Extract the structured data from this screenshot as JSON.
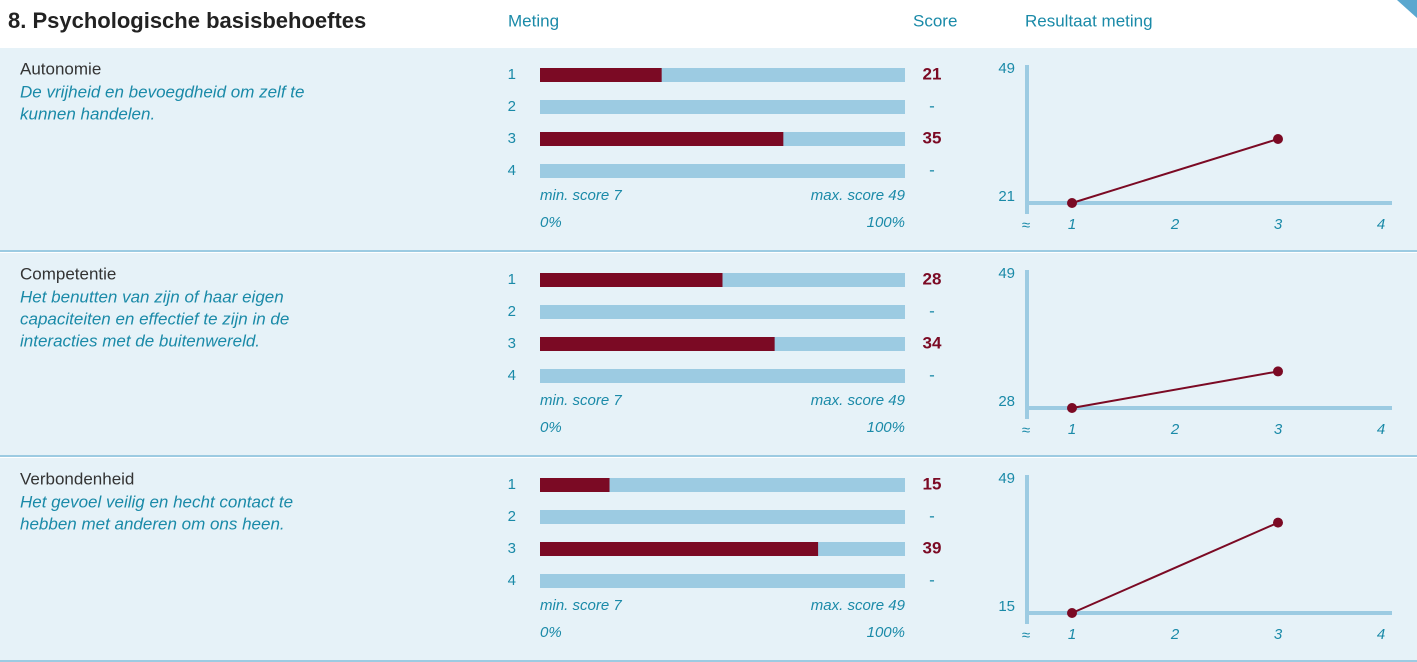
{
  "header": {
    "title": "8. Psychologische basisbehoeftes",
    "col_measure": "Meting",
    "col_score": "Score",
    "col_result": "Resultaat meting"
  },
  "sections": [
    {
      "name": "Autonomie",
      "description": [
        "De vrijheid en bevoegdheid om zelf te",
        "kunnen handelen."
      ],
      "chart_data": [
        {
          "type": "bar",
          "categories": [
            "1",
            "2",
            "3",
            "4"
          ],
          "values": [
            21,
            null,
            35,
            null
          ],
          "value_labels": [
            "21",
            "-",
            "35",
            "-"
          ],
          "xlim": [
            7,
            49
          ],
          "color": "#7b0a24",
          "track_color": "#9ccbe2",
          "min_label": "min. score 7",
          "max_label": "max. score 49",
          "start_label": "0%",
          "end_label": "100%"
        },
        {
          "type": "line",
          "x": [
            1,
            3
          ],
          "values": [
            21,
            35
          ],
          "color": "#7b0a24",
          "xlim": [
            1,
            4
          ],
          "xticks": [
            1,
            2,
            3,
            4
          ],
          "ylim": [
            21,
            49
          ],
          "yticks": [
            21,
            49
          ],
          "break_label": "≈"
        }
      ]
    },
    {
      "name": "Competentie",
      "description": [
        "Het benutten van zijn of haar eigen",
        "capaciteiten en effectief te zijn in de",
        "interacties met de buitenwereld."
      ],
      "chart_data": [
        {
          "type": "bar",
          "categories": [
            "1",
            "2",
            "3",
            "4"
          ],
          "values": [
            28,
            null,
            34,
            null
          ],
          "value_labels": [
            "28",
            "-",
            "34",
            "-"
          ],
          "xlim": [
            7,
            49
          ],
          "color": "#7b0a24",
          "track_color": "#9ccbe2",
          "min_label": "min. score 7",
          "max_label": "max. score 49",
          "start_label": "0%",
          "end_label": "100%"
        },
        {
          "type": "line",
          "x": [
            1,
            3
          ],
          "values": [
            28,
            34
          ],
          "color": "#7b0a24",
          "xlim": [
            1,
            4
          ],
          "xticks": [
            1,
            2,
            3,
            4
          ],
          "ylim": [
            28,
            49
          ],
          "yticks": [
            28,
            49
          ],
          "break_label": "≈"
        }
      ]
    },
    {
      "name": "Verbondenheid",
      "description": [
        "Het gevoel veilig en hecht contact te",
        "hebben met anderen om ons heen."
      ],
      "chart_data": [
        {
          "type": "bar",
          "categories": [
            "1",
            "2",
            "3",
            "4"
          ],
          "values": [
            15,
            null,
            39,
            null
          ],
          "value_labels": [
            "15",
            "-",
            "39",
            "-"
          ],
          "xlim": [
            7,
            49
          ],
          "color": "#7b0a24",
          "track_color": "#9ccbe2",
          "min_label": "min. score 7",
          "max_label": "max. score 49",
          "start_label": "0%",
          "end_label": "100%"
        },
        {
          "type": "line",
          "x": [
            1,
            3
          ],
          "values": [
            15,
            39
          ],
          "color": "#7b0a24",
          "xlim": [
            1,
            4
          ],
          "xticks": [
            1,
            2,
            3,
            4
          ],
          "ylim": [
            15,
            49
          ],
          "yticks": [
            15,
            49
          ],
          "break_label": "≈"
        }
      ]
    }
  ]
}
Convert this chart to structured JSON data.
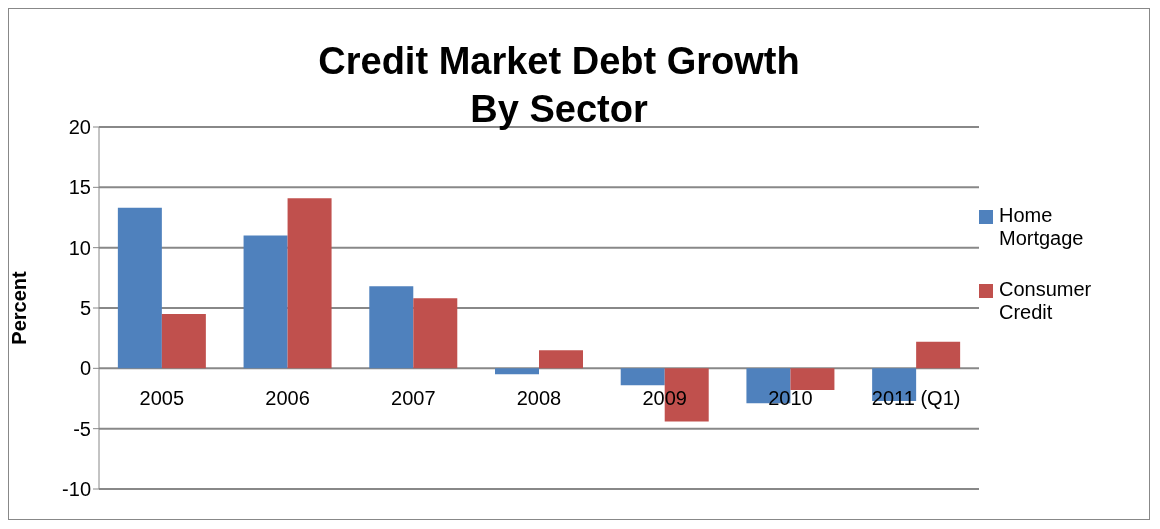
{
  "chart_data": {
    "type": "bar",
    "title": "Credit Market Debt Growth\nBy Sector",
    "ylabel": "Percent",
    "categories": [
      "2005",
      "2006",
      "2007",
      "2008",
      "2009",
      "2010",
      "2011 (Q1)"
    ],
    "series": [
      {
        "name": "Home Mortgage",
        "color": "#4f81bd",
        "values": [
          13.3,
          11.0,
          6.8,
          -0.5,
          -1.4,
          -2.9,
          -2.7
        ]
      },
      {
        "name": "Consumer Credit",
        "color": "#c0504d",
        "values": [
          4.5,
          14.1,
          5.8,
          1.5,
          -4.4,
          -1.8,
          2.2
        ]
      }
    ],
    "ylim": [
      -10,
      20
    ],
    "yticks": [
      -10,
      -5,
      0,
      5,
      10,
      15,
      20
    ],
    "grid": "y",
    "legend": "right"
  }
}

──────────────────────────────

● What is being asked: Retype each record exactly as it stands, but do not include the pictures.

● Result of the task:
Extract the structured data from this screenshot as JSON.
{
  "header": {
    "title": "8. Psychologische basisbehoeftes",
    "col_measure": "Meting",
    "col_score": "Score",
    "col_result": "Resultaat meting"
  },
  "sections": [
    {
      "name": "Autonomie",
      "description": [
        "De vrijheid en bevoegdheid om zelf te",
        "kunnen handelen."
      ],
      "chart_data": [
        {
          "type": "bar",
          "categories": [
            "1",
            "2",
            "3",
            "4"
          ],
          "values": [
            21,
            null,
            35,
            null
          ],
          "value_labels": [
            "21",
            "-",
            "35",
            "-"
          ],
          "xlim": [
            7,
            49
          ],
          "color": "#7b0a24",
          "track_color": "#9ccbe2",
          "min_label": "min. score 7",
          "max_label": "max. score 49",
          "start_label": "0%",
          "end_label": "100%"
        },
        {
          "type": "line",
          "x": [
            1,
            3
          ],
          "values": [
            21,
            35
          ],
          "color": "#7b0a24",
          "xlim": [
            1,
            4
          ],
          "xticks": [
            1,
            2,
            3,
            4
          ],
          "ylim": [
            21,
            49
          ],
          "yticks": [
            21,
            49
          ],
          "break_label": "≈"
        }
      ]
    },
    {
      "name": "Competentie",
      "description": [
        "Het benutten van zijn of haar eigen",
        "capaciteiten en effectief te zijn in de",
        "interacties met de buitenwereld."
      ],
      "chart_data": [
        {
          "type": "bar",
          "categories": [
            "1",
            "2",
            "3",
            "4"
          ],
          "values": [
            28,
            null,
            34,
            null
          ],
          "value_labels": [
            "28",
            "-",
            "34",
            "-"
          ],
          "xlim": [
            7,
            49
          ],
          "color": "#7b0a24",
          "track_color": "#9ccbe2",
          "min_label": "min. score 7",
          "max_label": "max. score 49",
          "start_label": "0%",
          "end_label": "100%"
        },
        {
          "type": "line",
          "x": [
            1,
            3
          ],
          "values": [
            28,
            34
          ],
          "color": "#7b0a24",
          "xlim": [
            1,
            4
          ],
          "xticks": [
            1,
            2,
            3,
            4
          ],
          "ylim": [
            28,
            49
          ],
          "yticks": [
            28,
            49
          ],
          "break_label": "≈"
        }
      ]
    },
    {
      "name": "Verbondenheid",
      "description": [
        "Het gevoel veilig en hecht contact te",
        "hebben met anderen om ons heen."
      ],
      "chart_data": [
        {
          "type": "bar",
          "categories": [
            "1",
            "2",
            "3",
            "4"
          ],
          "values": [
            15,
            null,
            39,
            null
          ],
          "value_labels": [
            "15",
            "-",
            "39",
            "-"
          ],
          "xlim": [
            7,
            49
          ],
          "color": "#7b0a24",
          "track_color": "#9ccbe2",
          "min_label": "min. score 7",
          "max_label": "max. score 49",
          "start_label": "0%",
          "end_label": "100%"
        },
        {
          "type": "line",
          "x": [
            1,
            3
          ],
          "values": [
            15,
            39
          ],
          "color": "#7b0a24",
          "xlim": [
            1,
            4
          ],
          "xticks": [
            1,
            2,
            3,
            4
          ],
          "ylim": [
            15,
            49
          ],
          "yticks": [
            15,
            49
          ],
          "break_label": "≈"
        }
      ]
    }
  ]
}
Convert this chart to structured JSON data.
{
  "chart_data": {
    "type": "bar",
    "title": "Credit Market Debt Growth\nBy Sector",
    "ylabel": "Percent",
    "categories": [
      "2005",
      "2006",
      "2007",
      "2008",
      "2009",
      "2010",
      "2011 (Q1)"
    ],
    "series": [
      {
        "name": "Home Mortgage",
        "color": "#4f81bd",
        "values": [
          13.3,
          11.0,
          6.8,
          -0.5,
          -1.4,
          -2.9,
          -2.7
        ]
      },
      {
        "name": "Consumer Credit",
        "color": "#c0504d",
        "values": [
          4.5,
          14.1,
          5.8,
          1.5,
          -4.4,
          -1.8,
          2.2
        ]
      }
    ],
    "ylim": [
      -10,
      20
    ],
    "yticks": [
      -10,
      -5,
      0,
      5,
      10,
      15,
      20
    ],
    "grid": "y",
    "legend": "right"
  }
}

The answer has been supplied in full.